YOUR GOAL. Transcribe the entries that follow, word for word.

[Chart and figure data]
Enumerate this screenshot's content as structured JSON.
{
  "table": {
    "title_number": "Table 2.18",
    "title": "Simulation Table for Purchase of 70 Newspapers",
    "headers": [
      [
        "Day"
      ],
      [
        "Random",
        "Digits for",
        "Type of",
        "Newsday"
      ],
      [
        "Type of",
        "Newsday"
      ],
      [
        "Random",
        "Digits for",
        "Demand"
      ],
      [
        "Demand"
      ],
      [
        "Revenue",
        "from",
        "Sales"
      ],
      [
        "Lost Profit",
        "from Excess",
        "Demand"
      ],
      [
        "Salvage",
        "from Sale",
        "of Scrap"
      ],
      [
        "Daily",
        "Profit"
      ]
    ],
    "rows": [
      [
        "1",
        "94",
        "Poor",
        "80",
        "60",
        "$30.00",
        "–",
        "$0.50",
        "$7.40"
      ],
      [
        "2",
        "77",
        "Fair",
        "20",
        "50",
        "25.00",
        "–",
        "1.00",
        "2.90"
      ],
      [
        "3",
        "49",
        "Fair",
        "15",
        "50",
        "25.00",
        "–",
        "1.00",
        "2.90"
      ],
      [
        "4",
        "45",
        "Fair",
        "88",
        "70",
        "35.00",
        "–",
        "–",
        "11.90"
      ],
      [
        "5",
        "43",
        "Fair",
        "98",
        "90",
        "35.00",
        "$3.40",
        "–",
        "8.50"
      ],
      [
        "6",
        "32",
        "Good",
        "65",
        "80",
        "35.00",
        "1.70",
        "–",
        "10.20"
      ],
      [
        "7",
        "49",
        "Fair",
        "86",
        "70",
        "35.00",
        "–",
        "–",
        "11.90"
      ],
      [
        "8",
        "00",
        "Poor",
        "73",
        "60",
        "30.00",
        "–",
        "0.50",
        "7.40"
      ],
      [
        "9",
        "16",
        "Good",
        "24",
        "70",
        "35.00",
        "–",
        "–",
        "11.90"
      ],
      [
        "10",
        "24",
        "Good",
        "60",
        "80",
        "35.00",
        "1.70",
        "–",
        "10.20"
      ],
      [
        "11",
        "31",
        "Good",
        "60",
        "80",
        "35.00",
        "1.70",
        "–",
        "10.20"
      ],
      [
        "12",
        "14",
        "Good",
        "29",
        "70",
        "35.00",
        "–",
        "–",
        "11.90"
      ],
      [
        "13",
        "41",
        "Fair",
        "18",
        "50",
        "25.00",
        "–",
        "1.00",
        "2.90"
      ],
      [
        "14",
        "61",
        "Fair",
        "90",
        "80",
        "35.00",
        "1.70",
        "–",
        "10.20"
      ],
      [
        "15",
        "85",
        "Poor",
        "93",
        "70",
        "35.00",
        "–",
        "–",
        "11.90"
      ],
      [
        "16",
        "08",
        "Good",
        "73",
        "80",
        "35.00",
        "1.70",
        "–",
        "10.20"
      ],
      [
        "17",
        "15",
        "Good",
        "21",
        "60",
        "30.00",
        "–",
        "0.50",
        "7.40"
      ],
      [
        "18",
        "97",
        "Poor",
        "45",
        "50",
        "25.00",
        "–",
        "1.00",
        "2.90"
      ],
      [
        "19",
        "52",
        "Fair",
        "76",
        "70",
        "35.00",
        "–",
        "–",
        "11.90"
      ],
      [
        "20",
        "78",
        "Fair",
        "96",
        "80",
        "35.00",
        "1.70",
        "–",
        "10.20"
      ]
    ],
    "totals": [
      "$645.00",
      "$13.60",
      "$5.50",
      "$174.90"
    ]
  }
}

EXERCISE OUTPUT.
Enumerate this screenshot's content as structured JSON.
{
  "table": {
    "title_number": "Table 2.18",
    "title": "Simulation Table for Purchase of 70 Newspapers",
    "headers": [
      [
        "Day"
      ],
      [
        "Random",
        "Digits for",
        "Type of",
        "Newsday"
      ],
      [
        "Type of",
        "Newsday"
      ],
      [
        "Random",
        "Digits for",
        "Demand"
      ],
      [
        "Demand"
      ],
      [
        "Revenue",
        "from",
        "Sales"
      ],
      [
        "Lost Profit",
        "from Excess",
        "Demand"
      ],
      [
        "Salvage",
        "from Sale",
        "of Scrap"
      ],
      [
        "Daily",
        "Profit"
      ]
    ],
    "rows": [
      [
        "1",
        "94",
        "Poor",
        "80",
        "60",
        "$30.00",
        "–",
        "$0.50",
        "$7.40"
      ],
      [
        "2",
        "77",
        "Fair",
        "20",
        "50",
        "25.00",
        "–",
        "1.00",
        "2.90"
      ],
      [
        "3",
        "49",
        "Fair",
        "15",
        "50",
        "25.00",
        "–",
        "1.00",
        "2.90"
      ],
      [
        "4",
        "45",
        "Fair",
        "88",
        "70",
        "35.00",
        "–",
        "–",
        "11.90"
      ],
      [
        "5",
        "43",
        "Fair",
        "98",
        "90",
        "35.00",
        "$3.40",
        "–",
        "8.50"
      ],
      [
        "6",
        "32",
        "Good",
        "65",
        "80",
        "35.00",
        "1.70",
        "–",
        "10.20"
      ],
      [
        "7",
        "49",
        "Fair",
        "86",
        "70",
        "35.00",
        "–",
        "–",
        "11.90"
      ],
      [
        "8",
        "00",
        "Poor",
        "73",
        "60",
        "30.00",
        "–",
        "0.50",
        "7.40"
      ],
      [
        "9",
        "16",
        "Good",
        "24",
        "70",
        "35.00",
        "–",
        "–",
        "11.90"
      ],
      [
        "10",
        "24",
        "Good",
        "60",
        "80",
        "35.00",
        "1.70",
        "–",
        "10.20"
      ],
      [
        "11",
        "31",
        "Good",
        "60",
        "80",
        "35.00",
        "1.70",
        "–",
        "10.20"
      ],
      [
        "12",
        "14",
        "Good",
        "29",
        "70",
        "35.00",
        "–",
        "–",
        "11.90"
      ],
      [
        "13",
        "41",
        "Fair",
        "18",
        "50",
        "25.00",
        "–",
        "1.00",
        "2.90"
      ],
      [
        "14",
        "61",
        "Fair",
        "90",
        "80",
        "35.00",
        "1.70",
        "–",
        "10.20"
      ],
      [
        "15",
        "85",
        "Poor",
        "93",
        "70",
        "35.00",
        "–",
        "–",
        "11.90"
      ],
      [
        "16",
        "08",
        "Good",
        "73",
        "80",
        "35.00",
        "1.70",
        "–",
        "10.20"
      ],
      [
        "17",
        "15",
        "Good",
        "21",
        "60",
        "30.00",
        "–",
        "0.50",
        "7.40"
      ],
      [
        "18",
        "97",
        "Poor",
        "45",
        "50",
        "25.00",
        "–",
        "1.00",
        "2.90"
      ],
      [
        "19",
        "52",
        "Fair",
        "76",
        "70",
        "35.00",
        "–",
        "–",
        "11.90"
      ],
      [
        "20",
        "78",
        "Fair",
        "96",
        "80",
        "35.00",
        "1.70",
        "–",
        "10.20"
      ]
    ],
    "totals": [
      "$645.00",
      "$13.60",
      "$5.50",
      "$174.90"
    ]
  }
}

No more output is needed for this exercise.